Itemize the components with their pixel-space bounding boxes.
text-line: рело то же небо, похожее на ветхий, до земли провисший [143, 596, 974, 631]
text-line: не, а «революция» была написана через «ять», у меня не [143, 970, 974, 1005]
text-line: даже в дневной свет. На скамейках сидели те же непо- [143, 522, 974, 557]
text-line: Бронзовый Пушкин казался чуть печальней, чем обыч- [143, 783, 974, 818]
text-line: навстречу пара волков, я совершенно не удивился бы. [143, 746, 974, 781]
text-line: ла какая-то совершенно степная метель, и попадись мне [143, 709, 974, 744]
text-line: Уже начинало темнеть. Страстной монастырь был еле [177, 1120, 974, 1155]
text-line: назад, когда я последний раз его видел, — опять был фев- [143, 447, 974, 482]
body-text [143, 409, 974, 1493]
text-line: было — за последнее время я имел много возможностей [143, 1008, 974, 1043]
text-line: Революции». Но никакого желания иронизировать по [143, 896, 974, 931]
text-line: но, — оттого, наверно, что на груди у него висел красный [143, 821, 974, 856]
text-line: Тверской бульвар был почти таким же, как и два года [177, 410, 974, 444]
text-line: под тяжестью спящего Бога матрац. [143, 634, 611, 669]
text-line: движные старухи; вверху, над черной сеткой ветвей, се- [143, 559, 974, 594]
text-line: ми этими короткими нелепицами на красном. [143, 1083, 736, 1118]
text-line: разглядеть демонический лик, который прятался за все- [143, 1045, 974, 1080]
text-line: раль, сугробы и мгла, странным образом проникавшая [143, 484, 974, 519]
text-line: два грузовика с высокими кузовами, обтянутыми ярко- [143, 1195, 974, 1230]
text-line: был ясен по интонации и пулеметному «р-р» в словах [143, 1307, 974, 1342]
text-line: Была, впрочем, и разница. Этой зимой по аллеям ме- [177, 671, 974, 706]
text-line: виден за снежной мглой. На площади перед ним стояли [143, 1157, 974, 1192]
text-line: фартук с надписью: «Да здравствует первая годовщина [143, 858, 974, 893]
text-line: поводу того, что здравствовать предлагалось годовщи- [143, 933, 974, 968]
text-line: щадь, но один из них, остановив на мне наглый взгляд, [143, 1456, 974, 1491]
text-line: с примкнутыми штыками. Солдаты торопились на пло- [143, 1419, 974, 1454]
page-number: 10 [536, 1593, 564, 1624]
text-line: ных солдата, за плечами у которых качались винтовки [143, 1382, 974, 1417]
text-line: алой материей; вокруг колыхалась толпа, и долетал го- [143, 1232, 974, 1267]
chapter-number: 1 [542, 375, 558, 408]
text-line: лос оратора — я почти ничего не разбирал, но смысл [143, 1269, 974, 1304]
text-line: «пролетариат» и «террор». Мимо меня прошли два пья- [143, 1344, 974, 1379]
------------
Given request. Rewrite all the items above, replacing "волков" with "медведей" and leaving everything else unchanged.

Answer to this exercise.
Itemize the components with their pixel-space bounding boxes.
text-line: рело то же небо, похожее на ветхий, до земли провисший [143, 596, 974, 631]
text-line: не, а «революция» была написана через «ять», у меня не [143, 970, 974, 1005]
text-line: даже в дневной свет. На скамейках сидели те же непо- [143, 522, 974, 557]
text-line: Бронзовый Пушкин казался чуть печальней, чем обыч- [143, 783, 974, 818]
text-line: навстречу пара медведей, я совершенно не удивился бы. [143, 746, 974, 781]
text-line: ла какая-то совершенно степная метель, и попадись мне [143, 709, 974, 744]
text-line: Уже начинало темнеть. Страстной монастырь был еле [177, 1120, 974, 1155]
text-line: назад, когда я последний раз его видел, — опять был фев- [143, 447, 974, 482]
body-text [143, 409, 974, 1493]
text-line: было — за последнее время я имел много возможностей [143, 1008, 974, 1043]
text-line: Революции». Но никакого желания иронизировать по [143, 896, 974, 931]
text-line: но, — оттого, наверно, что на груди у него висел красный [143, 821, 974, 856]
text-line: Тверской бульвар был почти таким же, как и два года [177, 410, 974, 444]
text-line: под тяжестью спящего Бога матрац. [143, 634, 611, 669]
text-line: движные старухи; вверху, над черной сеткой ветвей, се- [143, 559, 974, 594]
text-line: ми этими короткими нелепицами на красном. [143, 1083, 736, 1118]
text-line: разглядеть демонический лик, который прятался за все- [143, 1045, 974, 1080]
text-line: раль, сугробы и мгла, странным образом проникавшая [143, 484, 974, 519]
text-line: два грузовика с высокими кузовами, обтянутыми ярко- [143, 1195, 974, 1230]
text-line: был ясен по интонации и пулеметному «р-р» в словах [143, 1307, 974, 1342]
text-line: Была, впрочем, и разница. Этой зимой по аллеям ме- [177, 671, 974, 706]
text-line: виден за снежной мглой. На площади перед ним стояли [143, 1157, 974, 1192]
text-line: фартук с надписью: «Да здравствует первая годовщина [143, 858, 974, 893]
text-line: поводу того, что здравствовать предлагалось годовщи- [143, 933, 974, 968]
text-line: щадь, но один из них, остановив на мне наглый взгляд, [143, 1456, 974, 1491]
text-line: с примкнутыми штыками. Солдаты торопились на пло- [143, 1419, 974, 1454]
page-number: 10 [536, 1593, 564, 1624]
text-line: ных солдата, за плечами у которых качались винтовки [143, 1382, 974, 1417]
text-line: алой материей; вокруг колыхалась толпа, и долетал го- [143, 1232, 974, 1267]
chapter-number: 1 [542, 375, 558, 408]
text-line: лос оратора — я почти ничего не разбирал, но смысл [143, 1269, 974, 1304]
text-line: «пролетариат» и «террор». Мимо меня прошли два пья- [143, 1344, 974, 1379]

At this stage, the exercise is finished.